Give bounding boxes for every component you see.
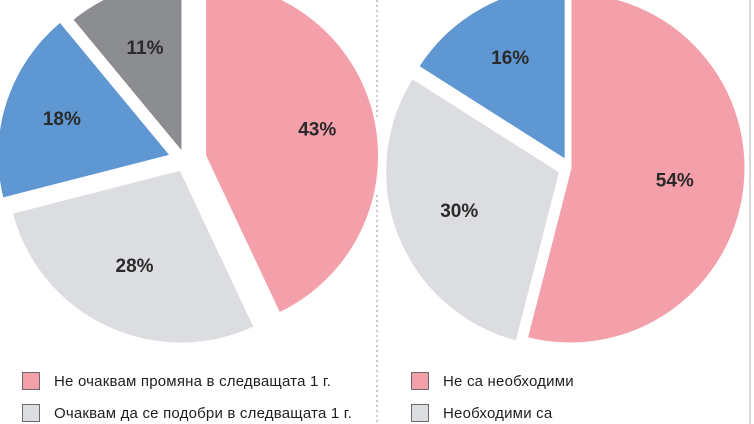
pie-slice xyxy=(383,75,563,344)
slice-percent-label: 43% xyxy=(298,119,336,140)
legend-label: Не очаквам промяна в следващата 1 г. xyxy=(54,372,332,390)
slice-percent-label: 18% xyxy=(43,109,81,130)
slice-percent-label: 16% xyxy=(491,48,529,69)
pie-slice xyxy=(415,0,568,164)
legend-item-right-2: Необходими са xyxy=(411,404,552,422)
slice-percent-label: 11% xyxy=(127,38,164,59)
legend-swatch-pink xyxy=(411,372,429,390)
pie-slice xyxy=(9,167,258,346)
legend-swatch-light-gray xyxy=(411,404,429,422)
pie-slice xyxy=(69,0,185,159)
legend-swatch-pink xyxy=(22,372,40,390)
legend-swatch-light-gray xyxy=(22,404,40,422)
legend-label: Очаквам да се подобри в следващата 1 г. xyxy=(54,404,352,422)
pie-slice xyxy=(524,0,748,346)
pie-slice xyxy=(0,18,175,202)
pie-slice xyxy=(203,0,382,316)
slice-percent-label: 54% xyxy=(656,170,694,191)
legend-item-right-1: Не са необходими xyxy=(411,372,574,390)
legend-label: Необходими са xyxy=(443,404,553,422)
pie-chart-left: 43% 28% 18% 11% xyxy=(0,0,382,346)
legend-item-left-2: Очаквам да се подобри в следващата 1 г. xyxy=(22,404,352,422)
legend-item-left-1: Не очаквам промяна в следващата 1 г. xyxy=(22,372,331,390)
pie-chart-right: 54% 30% 16% xyxy=(383,0,748,346)
legend-label: Не са необходими xyxy=(443,372,574,390)
slice-percent-label: 28% xyxy=(116,256,154,277)
slice-percent-label: 30% xyxy=(440,201,478,222)
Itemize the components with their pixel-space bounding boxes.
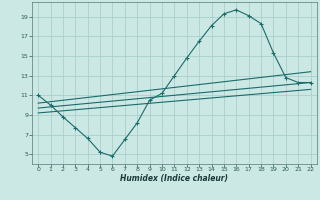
X-axis label: Humidex (Indice chaleur): Humidex (Indice chaleur) xyxy=(120,174,228,183)
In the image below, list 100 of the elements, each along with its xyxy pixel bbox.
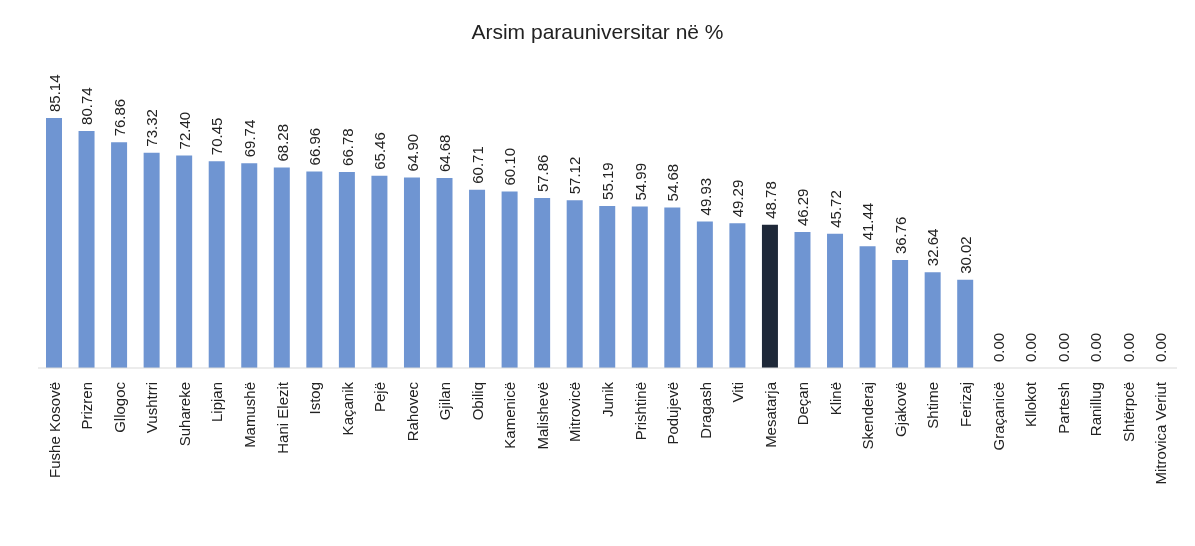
data-label: 64.90 (403, 133, 421, 172)
x-tick-label: Junik (599, 381, 616, 418)
data-label: 72.40 (175, 111, 193, 150)
chart-title: Arsim parauniversitar në % (470, 20, 725, 44)
bar (957, 279, 974, 368)
x-tick-label: Kllokot (1022, 381, 1040, 428)
x-tick-label: Mitrovica Veriut (1152, 381, 1170, 485)
data-label: 49.29 (729, 179, 747, 218)
data-label: 57.86 (533, 154, 551, 193)
x-tick-label: Prishtinë (631, 382, 649, 441)
data-label: 54.68 (664, 163, 682, 202)
x-tick-label: Skenderaj (859, 382, 877, 450)
bar (501, 191, 518, 368)
x-tick-label: Mamushë (241, 382, 259, 448)
data-label: 36.76 (891, 216, 909, 255)
bar (469, 189, 486, 368)
data-label: 65.46 (371, 132, 389, 170)
x-tick-label: Suhareke (175, 382, 193, 447)
data-label: 0.00 (1022, 332, 1040, 362)
data-label: 57.12 (566, 156, 584, 195)
bar (436, 178, 453, 368)
data-label: 41.44 (859, 202, 877, 241)
x-tick-label: Mesatarja (761, 381, 779, 448)
data-label: 69.74 (241, 119, 259, 158)
data-label: 68.28 (273, 123, 291, 162)
bar (306, 171, 323, 368)
x-tick-label: Istog (306, 382, 324, 415)
bar (631, 206, 648, 368)
data-label: 30.02 (956, 236, 974, 274)
data-label: 66.78 (338, 128, 356, 166)
x-tick-label: Gjakovë (891, 382, 909, 438)
x-tick-label: Vushtrri (143, 382, 161, 434)
bar (176, 155, 193, 368)
data-label: 85.14 (45, 74, 63, 112)
bar (729, 223, 746, 368)
data-label: 70.45 (208, 117, 226, 156)
bar (241, 163, 258, 368)
x-tick-label: Kamenicë (501, 382, 519, 449)
bar (371, 175, 388, 368)
bar (599, 205, 616, 368)
x-tick-label: Ranillug (1087, 382, 1105, 437)
bar (111, 142, 128, 368)
x-tick-label: Lipjan (208, 382, 226, 423)
x-tick-label: Fushe Kosovë (45, 382, 63, 478)
x-tick-label: Rahovec (403, 381, 421, 442)
bar (403, 177, 420, 368)
bar (696, 221, 713, 368)
x-tick-label: Obiliq (468, 382, 486, 421)
data-label: 60.71 (468, 146, 486, 184)
bar (208, 161, 225, 368)
x-tick-label: Gllogoc (110, 381, 128, 433)
bar (892, 260, 909, 368)
data-label: 0.00 (1087, 332, 1105, 362)
x-tick-label: Viti (729, 382, 747, 403)
x-tick-label: Hani Elezit (273, 381, 291, 454)
bar (827, 233, 844, 368)
x-tick-label: Dragash (696, 382, 714, 439)
data-label: 49.93 (696, 177, 714, 216)
x-tick-label: Malishevë (533, 382, 551, 450)
bar (78, 130, 95, 368)
bar (859, 246, 876, 368)
data-label: 48.78 (761, 181, 779, 219)
x-tick-label: Pejë (371, 382, 389, 413)
x-tick-label: Ferizaj (956, 382, 974, 428)
x-tick-label: Prizren (78, 382, 96, 430)
data-label: 54.99 (631, 162, 649, 201)
data-label: 76.86 (110, 98, 128, 137)
x-tick-label: Mitrovicë (566, 382, 584, 443)
bar (534, 198, 551, 368)
bar (761, 224, 778, 368)
x-tick-label: Shtime (924, 382, 942, 429)
bar (338, 171, 355, 368)
bar (924, 272, 941, 368)
data-label: 0.00 (1054, 332, 1072, 362)
bar (664, 207, 681, 368)
x-tick-label: Deçan (794, 382, 812, 426)
x-tick-label: Kaçanik (338, 381, 356, 436)
data-label: 73.32 (143, 109, 161, 147)
data-label: 64.68 (436, 134, 454, 173)
data-label: 32.64 (924, 228, 942, 267)
data-label: 0.00 (989, 332, 1007, 362)
x-tick-label: Partesh (1054, 382, 1072, 434)
bar (273, 167, 290, 368)
data-label: 80.74 (78, 87, 96, 125)
x-tick-label: Graçanicë (989, 382, 1007, 451)
data-label: 60.10 (501, 147, 519, 186)
x-tick-label: Shtërpcë (1119, 382, 1137, 443)
data-label: 0.00 (1119, 332, 1137, 362)
x-tick-label: Gjilan (436, 382, 454, 421)
bar (794, 232, 811, 368)
data-label: 66.96 (306, 127, 324, 166)
data-label: 0.00 (1152, 332, 1170, 362)
bar (566, 200, 583, 368)
x-tick-label: Podujevë (664, 382, 682, 445)
bar (143, 152, 160, 368)
data-label: 55.19 (599, 162, 616, 200)
data-label: 46.29 (794, 188, 812, 227)
data-label: 45.72 (826, 190, 844, 228)
x-tick-label: Klinë (826, 382, 844, 416)
bar (46, 118, 62, 368)
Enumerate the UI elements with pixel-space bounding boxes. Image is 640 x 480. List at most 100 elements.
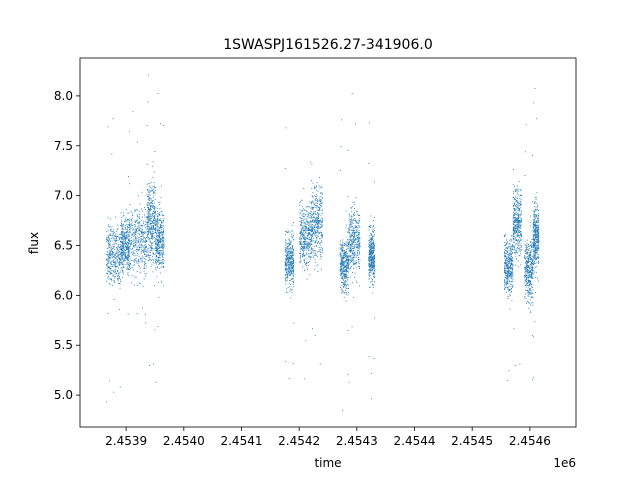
data-point — [131, 212, 133, 214]
data-point — [352, 242, 354, 244]
data-point — [148, 226, 150, 228]
data-point — [504, 288, 506, 290]
data-point — [131, 243, 133, 245]
data-point — [526, 284, 528, 286]
data-point — [304, 238, 306, 240]
data-point — [530, 258, 532, 260]
data-point — [123, 250, 125, 252]
data-point — [521, 249, 522, 251]
data-point — [135, 238, 137, 240]
data-point — [145, 247, 146, 248]
data-point — [530, 275, 532, 277]
data-point — [312, 200, 314, 202]
data-point — [288, 245, 290, 247]
data-point — [157, 229, 159, 231]
data-point — [150, 226, 152, 228]
data-point — [508, 267, 510, 268]
data-point — [512, 218, 514, 220]
data-point — [370, 259, 372, 260]
data-point — [152, 238, 154, 240]
data-point — [157, 233, 159, 235]
data-point — [106, 265, 108, 267]
data-point — [291, 256, 293, 258]
data-point — [152, 233, 154, 235]
data-point — [514, 226, 516, 228]
data-point — [292, 265, 294, 267]
data-point — [122, 243, 124, 245]
data-point — [293, 265, 294, 267]
data-point — [352, 235, 353, 236]
data-point — [530, 274, 532, 276]
data-point — [514, 227, 515, 229]
data-point — [112, 265, 114, 267]
data-point — [370, 227, 371, 228]
data-point — [315, 254, 317, 256]
data-point — [345, 285, 347, 287]
data-point — [358, 241, 359, 242]
data-point — [140, 244, 142, 245]
data-point — [356, 239, 358, 241]
data-point — [160, 266, 162, 268]
data-point — [359, 243, 360, 245]
data-point — [299, 252, 301, 254]
data-point — [514, 236, 516, 238]
data-point — [121, 241, 123, 243]
data-point — [317, 251, 319, 252]
data-point — [158, 244, 160, 246]
data-point — [305, 263, 307, 265]
data-point — [301, 256, 303, 258]
data-point — [133, 269, 135, 271]
data-point — [351, 215, 353, 217]
data-point — [368, 163, 370, 164]
data-point — [161, 220, 162, 222]
data-point — [289, 264, 290, 266]
data-point — [107, 266, 109, 268]
data-point — [520, 217, 522, 219]
data-point — [285, 242, 287, 243]
data-point — [121, 250, 123, 252]
data-point — [111, 252, 113, 254]
data-point — [117, 245, 119, 247]
data-point — [159, 236, 160, 238]
data-point — [344, 263, 346, 265]
data-point — [355, 263, 357, 265]
data-point — [147, 249, 149, 251]
data-point — [113, 255, 115, 257]
data-point — [527, 274, 529, 276]
data-point — [316, 197, 317, 199]
data-point — [347, 330, 349, 331]
data-point — [308, 222, 310, 224]
data-point — [292, 261, 294, 263]
data-point — [345, 274, 347, 276]
data-point — [119, 239, 121, 240]
data-point — [527, 272, 529, 274]
data-point — [518, 188, 520, 190]
data-point — [509, 250, 511, 252]
data-point — [287, 279, 288, 281]
data-point — [286, 243, 287, 245]
data-point — [512, 284, 514, 286]
data-point — [293, 239, 295, 241]
data-point — [150, 208, 152, 210]
data-point — [313, 207, 314, 208]
data-point — [373, 248, 375, 250]
data-point — [309, 256, 311, 258]
data-point — [161, 246, 163, 248]
data-point — [307, 243, 308, 245]
data-point — [517, 190, 519, 192]
data-point — [510, 254, 512, 256]
data-point — [154, 221, 156, 223]
data-point — [516, 196, 518, 198]
data-point — [513, 235, 514, 237]
data-point — [342, 271, 344, 272]
data-point — [142, 232, 143, 233]
data-point — [119, 262, 121, 264]
data-point — [314, 213, 316, 215]
data-point — [117, 278, 118, 279]
data-point — [520, 222, 522, 224]
data-point — [305, 246, 307, 248]
data-point — [158, 201, 160, 203]
data-point — [146, 184, 148, 186]
data-point — [373, 358, 375, 359]
data-point — [525, 266, 527, 267]
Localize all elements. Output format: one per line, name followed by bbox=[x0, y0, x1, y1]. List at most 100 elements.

§ **Problem statement**:
Beginning at the line in the records above that contains "pie-slice xyxy=(383,75,563,344)" and stopping after the line that contains "slice-percent-label: 11% xyxy=(127,38,164,59)", turn those lines into a JSON list of strings with one string per line, omitting any blank lines.

§ **Solution**:
[
  "pie-slice xyxy=(383,75,563,344)",
  "slice-percent-label: 43% xyxy=(298,119,336,140)",
  "legend-label: Не очаквам промяна в следващата 1 г. xyxy=(54,372,332,390)",
  "slice-percent-label: 18% xyxy=(43,109,81,130)",
  "slice-percent-label: 16% xyxy=(491,48,529,69)",
  "pie-slice xyxy=(415,0,568,164)",
  "legend-item-right-2: Необходими са xyxy=(411,404,552,422)",
  "slice-percent-label: 11% xyxy=(127,38,164,59)"
]